PROBLEM TO WORK ON
Include the line containing "Serialize everything readable" and every line after it up to the end of the material below; reproduce them exactly and drop the pictures.

INFORMATION PROVIDED

————————

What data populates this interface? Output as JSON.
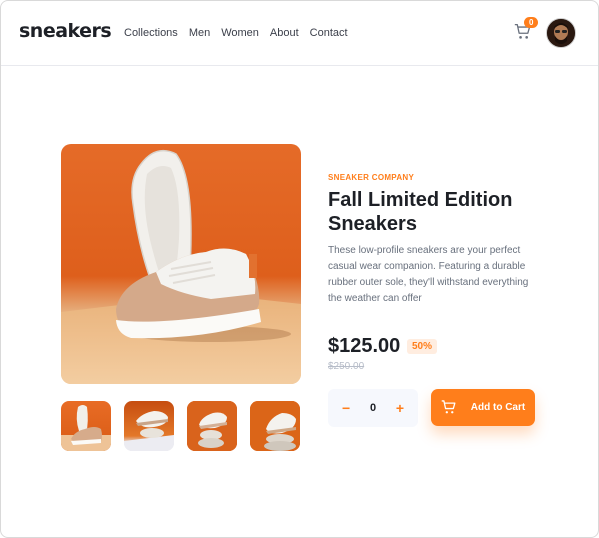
{
  "header": {
    "logo": "sneakers",
    "nav": [
      "Collections",
      "Men",
      "Women",
      "About",
      "Contact"
    ],
    "cart_count": "0",
    "cart_icon": "cart-icon",
    "avatar": "avatar"
  },
  "product": {
    "company": "SNEAKER COMPANY",
    "title": "Fall Limited Edition Sneakers",
    "description": "These low-profile sneakers are your perfect casual wear companion. Featuring a durable rubber outer sole, they'll withstand everything the weather can offer",
    "price": "$125.00",
    "discount": "50%",
    "original_price": "$250.00"
  },
  "quantity": {
    "minus": "−",
    "value": "0",
    "plus": "+"
  },
  "add_to_cart": {
    "label": "Add to Cart",
    "icon": "cart-icon"
  },
  "colors": {
    "accent": "#ff7e1b",
    "accent_pale": "#ffede0",
    "dark": "#1d2026",
    "muted": "#68707d"
  }
}
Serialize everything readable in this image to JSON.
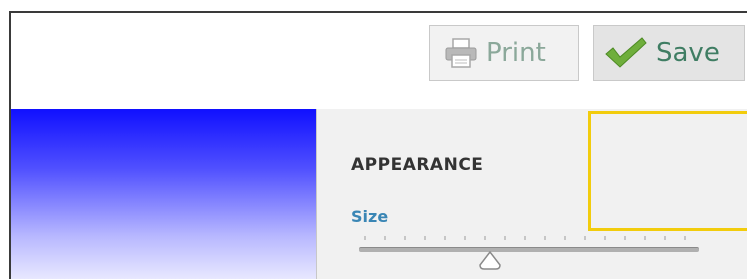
{
  "toolbar": {
    "print_label": "Print",
    "print_icon": "printer-icon",
    "save_label": "Save",
    "save_icon": "checkmark-icon"
  },
  "appearance": {
    "title": "APPEARANCE",
    "reset_icon": "reset-icon",
    "close_icon": "close-icon",
    "size_label": "Size"
  },
  "colors": {
    "gradient_top": "#1010ff",
    "gradient_bottom": "#e8e8ff",
    "size_label": "#3a86b5",
    "save_text": "#3f7d63",
    "close_red": "#d9381e",
    "reset_blue": "#2f7fc1",
    "highlight": "#f2cc0c"
  }
}
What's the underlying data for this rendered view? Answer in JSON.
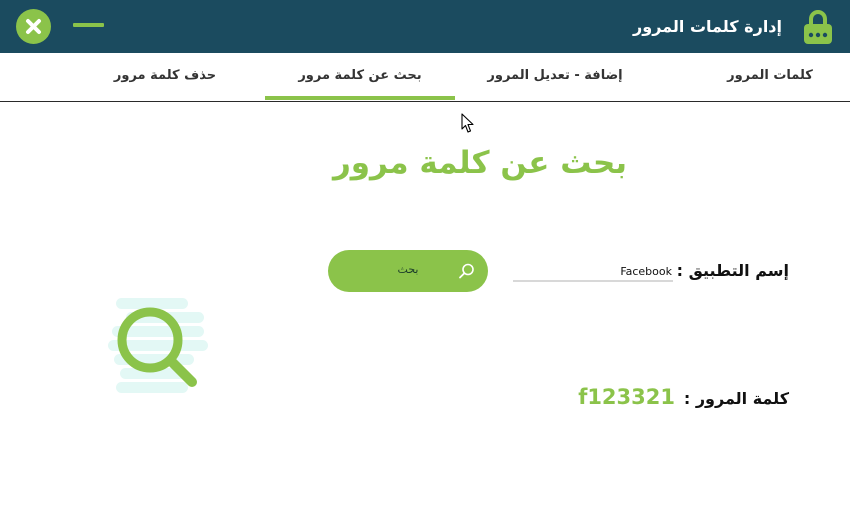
{
  "window": {
    "title": "إدارة كلمات المرور",
    "accent": "#8bc34a",
    "titlebar_color": "#1b4b5f"
  },
  "tabs": [
    {
      "label": "كلمات المرور",
      "active": false
    },
    {
      "label": "إضافة - تعديل المرور",
      "active": false
    },
    {
      "label": "بحث عن كلمة مرور",
      "active": true
    },
    {
      "label": "حذف كلمة مرور",
      "active": false
    }
  ],
  "main": {
    "heading": "بحث عن كلمة مرور",
    "app_name_label": "إسم التطبيق :",
    "app_name_value": "Facebook",
    "search_button_label": "بحث",
    "password_label": "كلمة المرور :",
    "password_value": "f123321"
  },
  "icons": {
    "titlebar_left": "close-icon",
    "titlebar_min": "minimize-icon",
    "titlebar_right": "lock-icon",
    "search_button": "search-icon",
    "illustration": "magnifier-illustration-icon",
    "pointer": "mouse-cursor-icon"
  }
}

————————

THE SOLUTION
Serialize everything readable in this image to JSON.
{
  "toolbar": {
    "print_label": "Print",
    "print_icon": "printer-icon",
    "save_label": "Save",
    "save_icon": "checkmark-icon"
  },
  "appearance": {
    "title": "APPEARANCE",
    "reset_icon": "reset-icon",
    "close_icon": "close-icon",
    "size_label": "Size"
  },
  "colors": {
    "gradient_top": "#1010ff",
    "gradient_bottom": "#e8e8ff",
    "size_label": "#3a86b5",
    "save_text": "#3f7d63",
    "close_red": "#d9381e",
    "reset_blue": "#2f7fc1",
    "highlight": "#f2cc0c"
  }
}
What's the underlying data for this rendered view? Answer in JSON.
{
  "window": {
    "title": "إدارة كلمات المرور",
    "accent": "#8bc34a",
    "titlebar_color": "#1b4b5f"
  },
  "tabs": [
    {
      "label": "كلمات المرور",
      "active": false
    },
    {
      "label": "إضافة - تعديل المرور",
      "active": false
    },
    {
      "label": "بحث عن كلمة مرور",
      "active": true
    },
    {
      "label": "حذف كلمة مرور",
      "active": false
    }
  ],
  "main": {
    "heading": "بحث عن كلمة مرور",
    "app_name_label": "إسم التطبيق :",
    "app_name_value": "Facebook",
    "search_button_label": "بحث",
    "password_label": "كلمة المرور :",
    "password_value": "f123321"
  },
  "icons": {
    "titlebar_left": "close-icon",
    "titlebar_min": "minimize-icon",
    "titlebar_right": "lock-icon",
    "search_button": "search-icon",
    "illustration": "magnifier-illustration-icon",
    "pointer": "mouse-cursor-icon"
  }
}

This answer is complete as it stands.